━━ Data for this task ━━

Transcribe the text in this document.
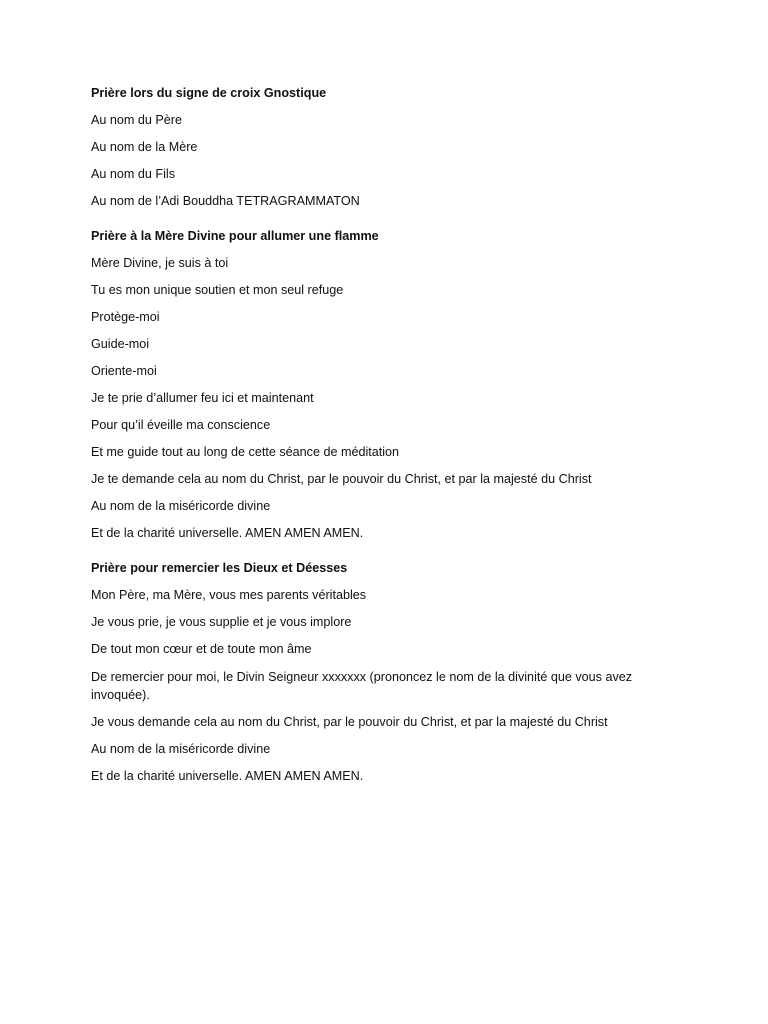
Prière lors du signe de croix Gnostique

Au nom du Père

Au nom de la Mère

Au nom du Fils

Au nom de l’Adi Bouddha TETRAGRAMMATON

Prière à la Mère Divine pour allumer une flamme

Mère Divine, je suis à toi

Tu es mon unique soutien et mon seul refuge

Protège-moi

Guide-moi

Oriente-moi

Je te prie d’allumer feu ici et maintenant

Pour qu’il éveille ma conscience

Et me guide tout au long de cette séance de méditation

Je te demande cela au nom du Christ, par le pouvoir du Christ, et par la majesté du Christ

Au nom de la miséricorde divine

Et de la charité universelle. AMEN AMEN AMEN.

Prière pour remercier les Dieux et Déesses

Mon Père, ma Mère, vous mes parents véritables

Je vous prie, je vous supplie et je vous implore

De tout mon cœur et de toute mon âme

De remercier pour moi, le Divin Seigneur xxxxxxx (prononcez le nom de la divinité que vous avez invoquée).

Je vous demande cela au nom du Christ, par le pouvoir du Christ, et par la majesté du Christ

Au nom de la miséricorde divine

Et de la charité universelle. AMEN AMEN AMEN.
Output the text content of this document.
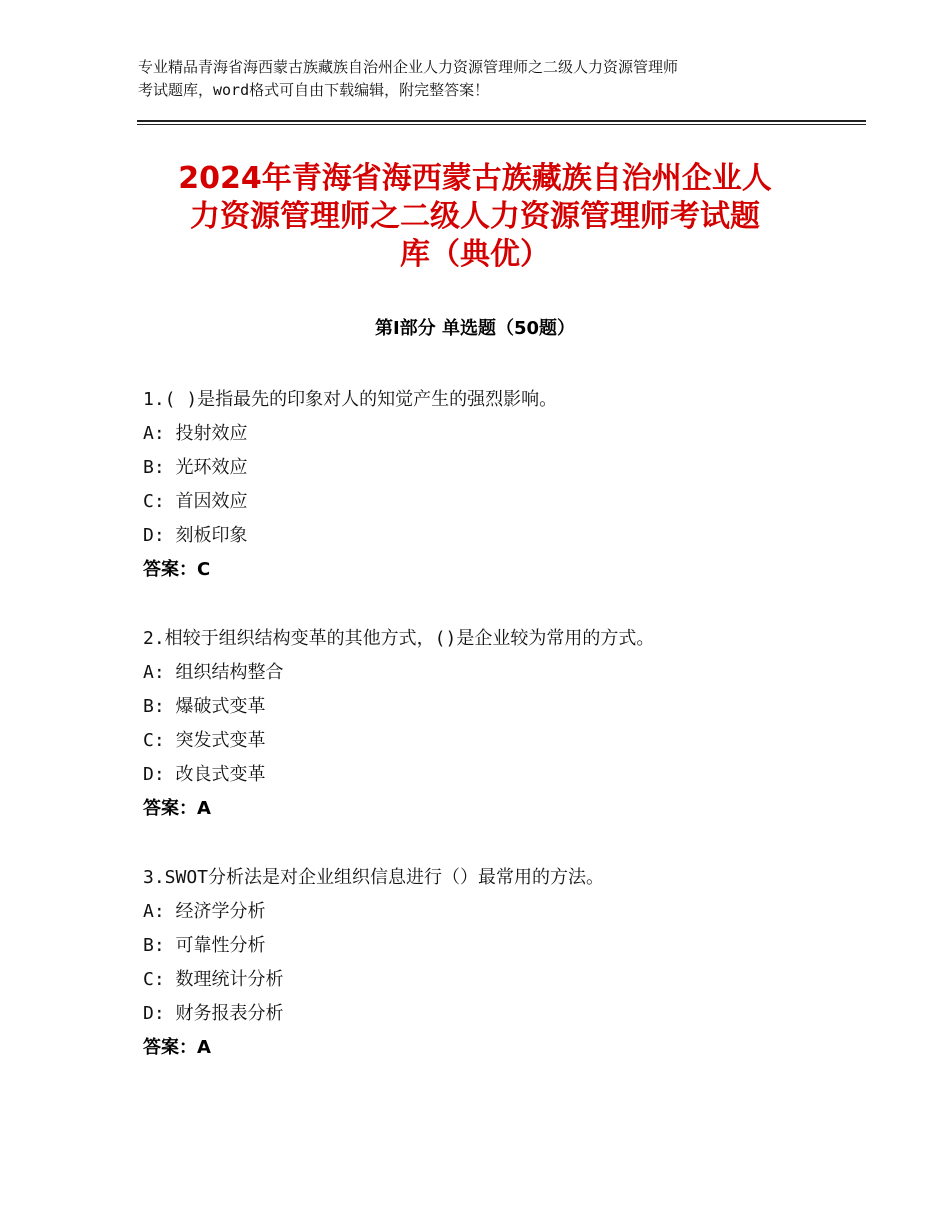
专业精品青海省海西蒙古族藏族自治州企业人力资源管理师之二级人力资源管理师
考试题库，word格式可自由下载编辑，附完整答案！
2024年青海省海西蒙古族藏族自治州企业人
力资源管理师之二级人力资源管理师考试题
库（典优）
第Ⅰ部分 单选题（50题）
1.( )是指最先的印象对人的知觉产生的强烈影响。
A: 投射效应
B: 光环效应
C: 首因效应
D: 刻板印象
答案：C
2.相较于组织结构变革的其他方式，()是企业较为常用的方式。
A: 组织结构整合
B: 爆破式变革
C: 突发式变革
D: 改良式变革
答案：A
3.SWOT分析法是对企业组织信息进行（）最常用的方法。
A: 经济学分析
B: 可靠性分析
C: 数理统计分析
D: 财务报表分析
答案：A
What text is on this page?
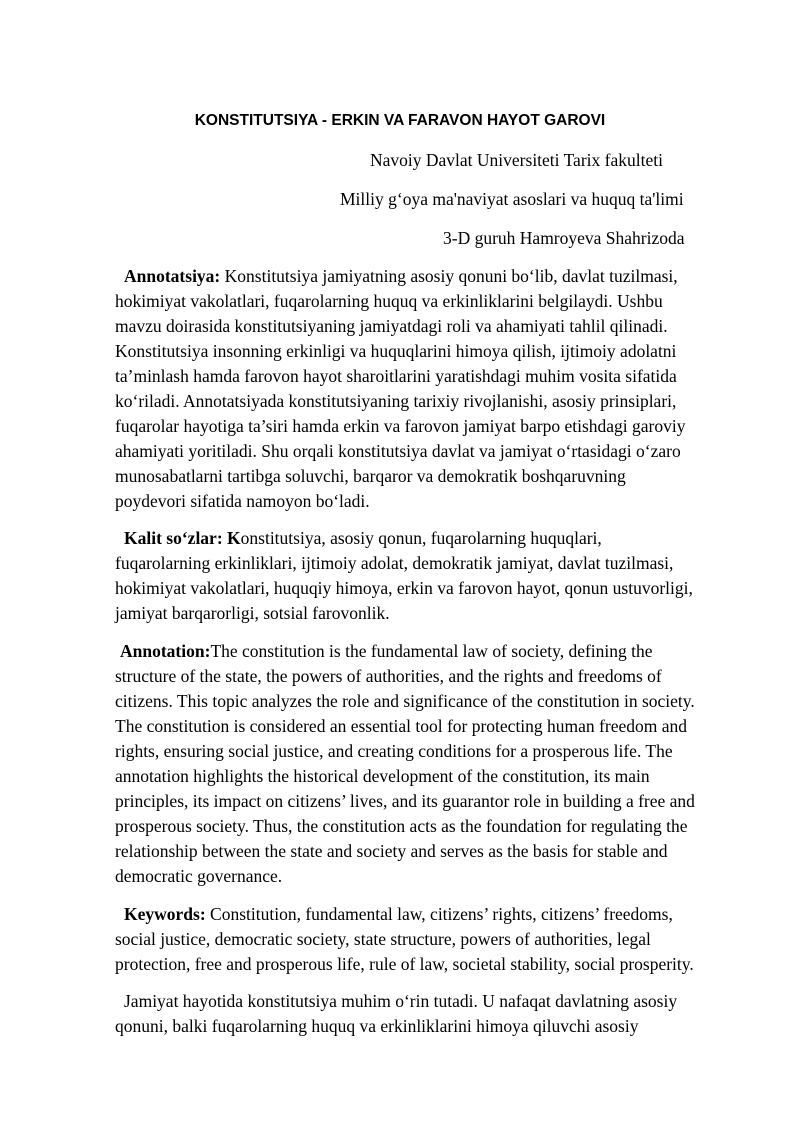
KONSTITUTSIYA - ERKIN VA FARAVON HAYOT GAROVI

Navoiy Davlat Universiteti Tarix fakulteti

Milliy g‘oya ma'naviyat asoslari va huquq ta'limi

3-D guruh Hamroyeva Shahrizoda

Annotatsiya: Konstitutsiya jamiyatning asosiy qonuni bo‘lib, davlat tuzilmasi,
hokimiyat vakolatlari, fuqarolarning huquq va erkinliklarini belgilaydi. Ushbu
mavzu doirasida konstitutsiyaning jamiyatdagi roli va ahamiyati tahlil qilinadi.
Konstitutsiya insonning erkinligi va huquqlarini himoya qilish, ijtimoiy adolatni
ta’minlash hamda farovon hayot sharoitlarini yaratishdagi muhim vosita sifatida
ko‘riladi. Annotatsiyada konstitutsiyaning tarixiy rivojlanishi, asosiy prinsiplari,
fuqarolar hayotiga ta’siri hamda erkin va farovon jamiyat barpo etishdagi garoviy
ahamiyati yoritiladi. Shu orqali konstitutsiya davlat va jamiyat o‘rtasidagi o‘zaro
munosabatlarni tartibga soluvchi, barqaror va demokratik boshqaruvning
poydevori sifatida namoyon bo‘ladi.
Kalit so‘zlar: Konstitutsiya, asosiy qonun, fuqarolarning huquqlari,
fuqarolarning erkinliklari, ijtimoiy adolat, demokratik jamiyat, davlat tuzilmasi,
hokimiyat vakolatlari, huquqiy himoya, erkin va farovon hayot, qonun ustuvorligi,
jamiyat barqarorligi, sotsial farovonlik.
Annotation:The constitution is the fundamental law of society, defining the
structure of the state, the powers of authorities, and the rights and freedoms of
citizens. This topic analyzes the role and significance of the constitution in society.
The constitution is considered an essential tool for protecting human freedom and
rights, ensuring social justice, and creating conditions for a prosperous life. The
annotation highlights the historical development of the constitution, its main
principles, its impact on citizens’ lives, and its guarantor role in building a free and
prosperous society. Thus, the constitution acts as the foundation for regulating the
relationship between the state and society and serves as the basis for stable and
democratic governance.
Keywords: Constitution, fundamental law, citizens’ rights, citizens’ freedoms,
social justice, democratic society, state structure, powers of authorities, legal
protection, free and prosperous life, rule of law, societal stability, social prosperity.
Jamiyat hayotida konstitutsiya muhim o‘rin tutadi. U nafaqat davlatning asosiy
qonuni, balki fuqarolarning huquq va erkinliklarini himoya qiluvchi asosiy
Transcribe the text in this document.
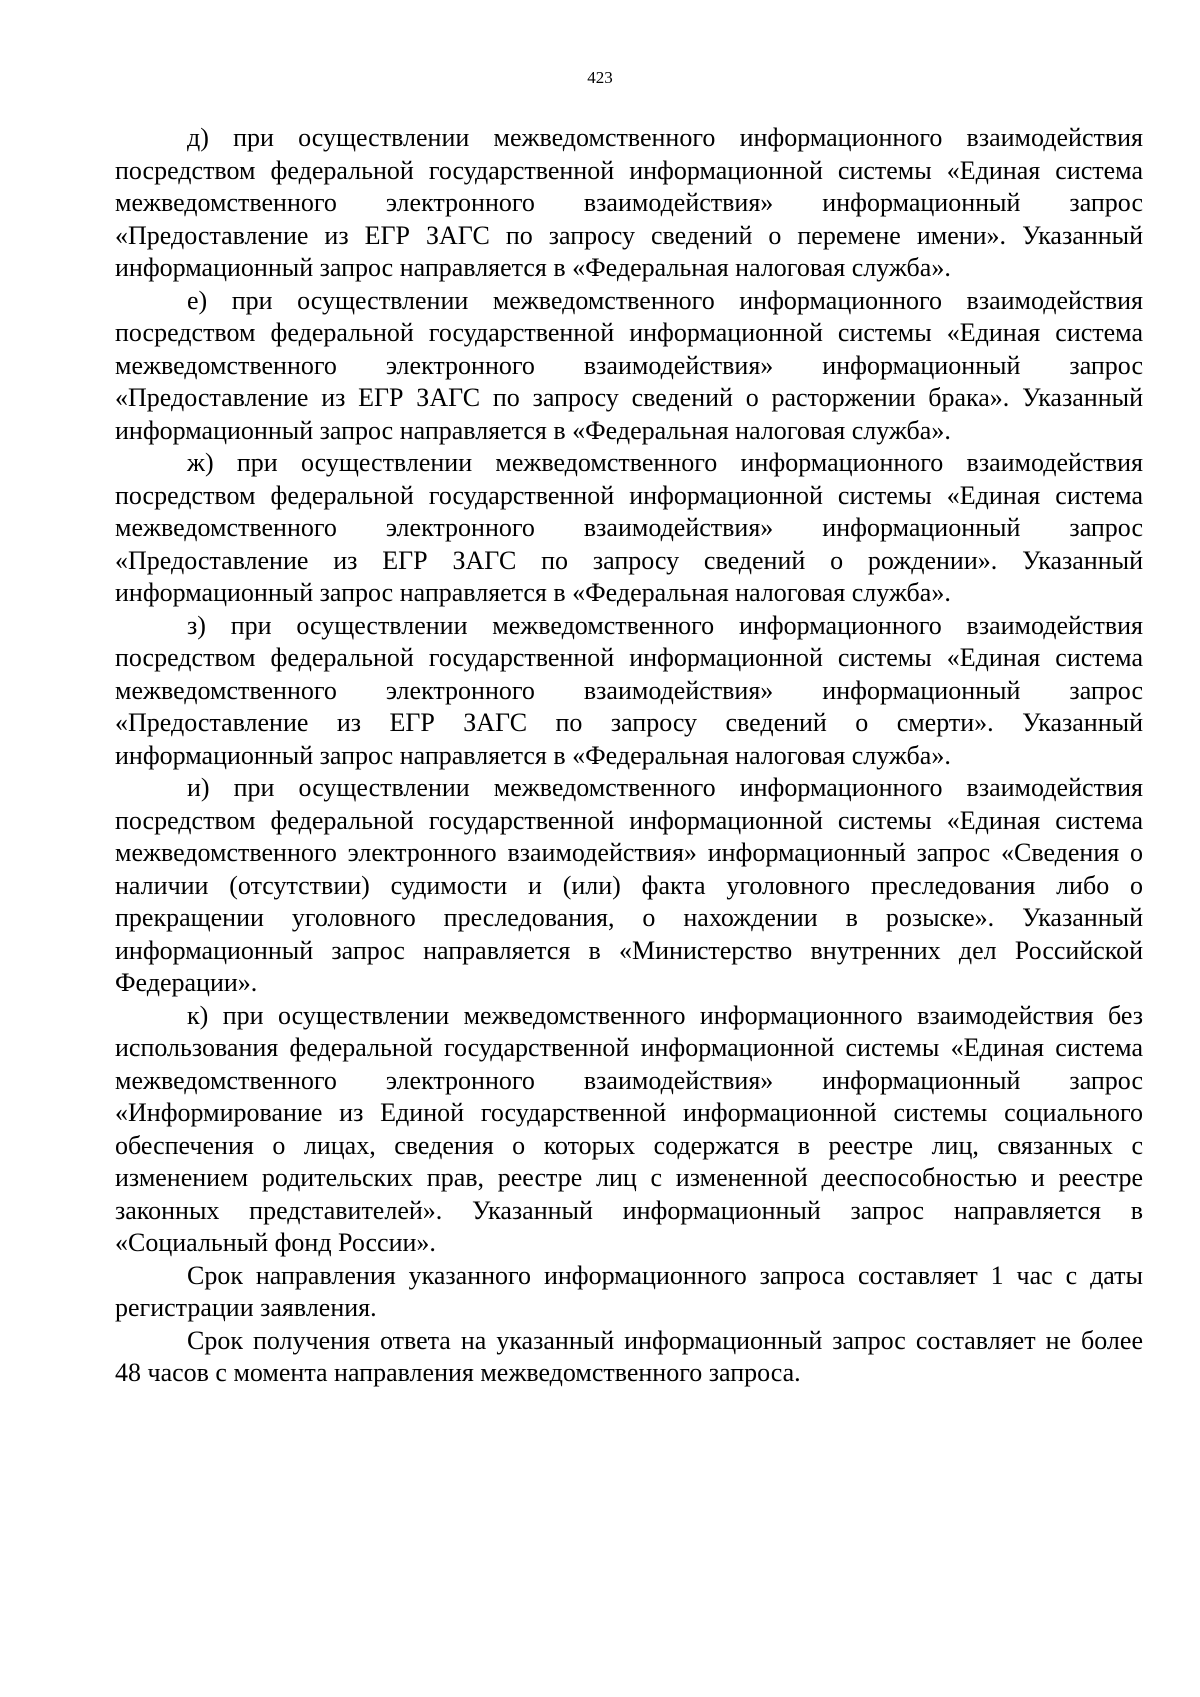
423

д) при осуществлении межведомственного информационного взаимодействия посредством федеральной государственной информационной системы «Единая система межведомственного электронного взаимодействия» информационный запрос «Предоставление из ЕГР ЗАГС по запросу сведений о перемене имени». Указанный информационный запрос направляется в «Федеральная налоговая служба».

е) при осуществлении межведомственного информационного взаимодействия посредством федеральной государственной информационной системы «Единая система межведомственного электронного взаимодействия» информационный запрос «Предоставление из ЕГР ЗАГС по запросу сведений о расторжении брака». Указанный информационный запрос направляется в «Федеральная налоговая служба».

ж) при осуществлении межведомственного информационного взаимодействия посредством федеральной государственной информационной системы «Единая система межведомственного электронного взаимодействия» информационный запрос «Предоставление из ЕГР ЗАГС по запросу сведений о рождении». Указанный информационный запрос направляется в «Федеральная налоговая служба».

з) при осуществлении межведомственного информационного взаимодействия посредством федеральной государственной информационной системы «Единая система межведомственного электронного взаимодействия» информационный запрос «Предоставление из ЕГР ЗАГС по запросу сведений о смерти». Указанный информационный запрос направляется в «Федеральная налоговая служба».

и) при осуществлении межведомственного информационного взаимодействия посредством федеральной государственной информационной системы «Единая система межведомственного электронного взаимодействия» информационный запрос «Сведения о наличии (отсутствии) судимости и (или) факта уголовного преследования либо о прекращении уголовного преследования, о нахождении в розыске». Указанный информационный запрос направляется в «Министерство внутренних дел Российской Федерации».

к) при осуществлении межведомственного информационного взаимодействия без использования федеральной государственной информационной системы «Единая система межведомственного электронного взаимодействия» информационный запрос «Информирование из Единой государственной информационной системы социального обеспечения о лицах, сведения о которых содержатся в реестре лиц, связанных с изменением родительских прав, реестре лиц с измененной дееспособностью и реестре законных представителей». Указанный информационный запрос направляется в «Социальный фонд России».

Срок направления указанного информационного запроса составляет 1 час с даты регистрации заявления.

Срок получения ответа на указанный информационный запрос составляет не более 48 часов с момента направления межведомственного запроса.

━━━

[Exercise prompt]
Each record above should come back exactly the same, only without its pictures.

[Result of this task]
Transcribe the text in this document.
Prière lors du signe de croix Gnostique

Au nom du Père

Au nom de la Mère

Au nom du Fils

Au nom de l’Adi Bouddha TETRAGRAMMATON

Prière à la Mère Divine pour allumer une flamme

Mère Divine, je suis à toi

Tu es mon unique soutien et mon seul refuge

Protège-moi

Guide-moi

Oriente-moi

Je te prie d’allumer feu ici et maintenant

Pour qu’il éveille ma conscience

Et me guide tout au long de cette séance de méditation

Je te demande cela au nom du Christ, par le pouvoir du Christ, et par la majesté du Christ

Au nom de la miséricorde divine

Et de la charité universelle. AMEN AMEN AMEN.

Prière pour remercier les Dieux et Déesses

Mon Père, ma Mère, vous mes parents véritables

Je vous prie, je vous supplie et je vous implore

De tout mon cœur et de toute mon âme

De remercier pour moi, le Divin Seigneur xxxxxxx (prononcez le nom de la divinité que vous avez invoquée).

Je vous demande cela au nom du Christ, par le pouvoir du Christ, et par la majesté du Christ

Au nom de la miséricorde divine

Et de la charité universelle. AMEN AMEN AMEN.
Output the text content of this document.
专业精品青海省海西蒙古族藏族自治州企业人力资源管理师之二级人力资源管理师
考试题库，word格式可自由下载编辑，附完整答案！
2024年青海省海西蒙古族藏族自治州企业人
力资源管理师之二级人力资源管理师考试题
库（典优）
第Ⅰ部分 单选题（50题）
1.( )是指最先的印象对人的知觉产生的强烈影响。
A: 投射效应
B: 光环效应
C: 首因效应
D: 刻板印象
答案：C
2.相较于组织结构变革的其他方式，()是企业较为常用的方式。
A: 组织结构整合
B: 爆破式变革
C: 突发式变革
D: 改良式变革
答案：A
3.SWOT分析法是对企业组织信息进行（）最常用的方法。
A: 经济学分析
B: 可靠性分析
C: 数理统计分析
D: 财务报表分析
答案：A
What text is on this page?
KONSTITUTSIYA - ERKIN VA FARAVON HAYOT GAROVI

Navoiy Davlat Universiteti Tarix fakulteti

Milliy g‘oya ma'naviyat asoslari va huquq ta'limi

3-D guruh Hamroyeva Shahrizoda

Annotatsiya: Konstitutsiya jamiyatning asosiy qonuni bo‘lib, davlat tuzilmasi,
hokimiyat vakolatlari, fuqarolarning huquq va erkinliklarini belgilaydi. Ushbu
mavzu doirasida konstitutsiyaning jamiyatdagi roli va ahamiyati tahlil qilinadi.
Konstitutsiya insonning erkinligi va huquqlarini himoya qilish, ijtimoiy adolatni
ta’minlash hamda farovon hayot sharoitlarini yaratishdagi muhim vosita sifatida
ko‘riladi. Annotatsiyada konstitutsiyaning tarixiy rivojlanishi, asosiy prinsiplari,
fuqarolar hayotiga ta’siri hamda erkin va farovon jamiyat barpo etishdagi garoviy
ahamiyati yoritiladi. Shu orqali konstitutsiya davlat va jamiyat o‘rtasidagi o‘zaro
munosabatlarni tartibga soluvchi, barqaror va demokratik boshqaruvning
poydevori sifatida namoyon bo‘ladi.
Kalit so‘zlar: Konstitutsiya, asosiy qonun, fuqarolarning huquqlari,
fuqarolarning erkinliklari, ijtimoiy adolat, demokratik jamiyat, davlat tuzilmasi,
hokimiyat vakolatlari, huquqiy himoya, erkin va farovon hayot, qonun ustuvorligi,
jamiyat barqarorligi, sotsial farovonlik.
Annotation:The constitution is the fundamental law of society, defining the
structure of the state, the powers of authorities, and the rights and freedoms of
citizens. This topic analyzes the role and significance of the constitution in society.
The constitution is considered an essential tool for protecting human freedom and
rights, ensuring social justice, and creating conditions for a prosperous life. The
annotation highlights the historical development of the constitution, its main
principles, its impact on citizens’ lives, and its guarantor role in building a free and
prosperous society. Thus, the constitution acts as the foundation for regulating the
relationship between the state and society and serves as the basis for stable and
democratic governance.
Keywords: Constitution, fundamental law, citizens’ rights, citizens’ freedoms,
social justice, democratic society, state structure, powers of authorities, legal
protection, free and prosperous life, rule of law, societal stability, social prosperity.
Jamiyat hayotida konstitutsiya muhim o‘rin tutadi. U nafaqat davlatning asosiy
qonuni, balki fuqarolarning huquq va erkinliklarini himoya qiluvchi asosiy
Transcribe the text in this document.
423

д) при осуществлении межведомственного информационного взаимодействия посредством федеральной государственной информационной системы «Единая система межведомственного электронного взаимодействия» информационный запрос «Предоставление из ЕГР ЗАГС по запросу сведений о перемене имени». Указанный информационный запрос направляется в «Федеральная налоговая служба».

е) при осуществлении межведомственного информационного взаимодействия посредством федеральной государственной информационной системы «Единая система межведомственного электронного взаимодействия» информационный запрос «Предоставление из ЕГР ЗАГС по запросу сведений о расторжении брака». Указанный информационный запрос направляется в «Федеральная налоговая служба».

ж) при осуществлении межведомственного информационного взаимодействия посредством федеральной государственной информационной системы «Единая система межведомственного электронного взаимодействия» информационный запрос «Предоставление из ЕГР ЗАГС по запросу сведений о рождении». Указанный информационный запрос направляется в «Федеральная налоговая служба».

з) при осуществлении межведомственного информационного взаимодействия посредством федеральной государственной информационной системы «Единая система межведомственного электронного взаимодействия» информационный запрос «Предоставление из ЕГР ЗАГС по запросу сведений о смерти». Указанный информационный запрос направляется в «Федеральная налоговая служба».

и) при осуществлении межведомственного информационного взаимодействия посредством федеральной государственной информационной системы «Единая система межведомственного электронного взаимодействия» информационный запрос «Сведения о наличии (отсутствии) судимости и (или) факта уголовного преследования либо о прекращении уголовного преследования, о нахождении в розыске». Указанный информационный запрос направляется в «Министерство внутренних дел Российской Федерации».

к) при осуществлении межведомственного информационного взаимодействия без использования федеральной государственной информационной системы «Единая система межведомственного электронного взаимодействия» информационный запрос «Информирование из Единой государственной информационной системы социального обеспечения о лицах, сведения о которых содержатся в реестре лиц, связанных с изменением родительских прав, реестре лиц с измененной дееспособностью и реестре законных представителей». Указанный информационный запрос направляется в «Социальный фонд России».

Срок направления указанного информационного запроса составляет 1 час с даты регистрации заявления.

Срок получения ответа на указанный информационный запрос составляет не более 48 часов с момента направления межведомственного запроса.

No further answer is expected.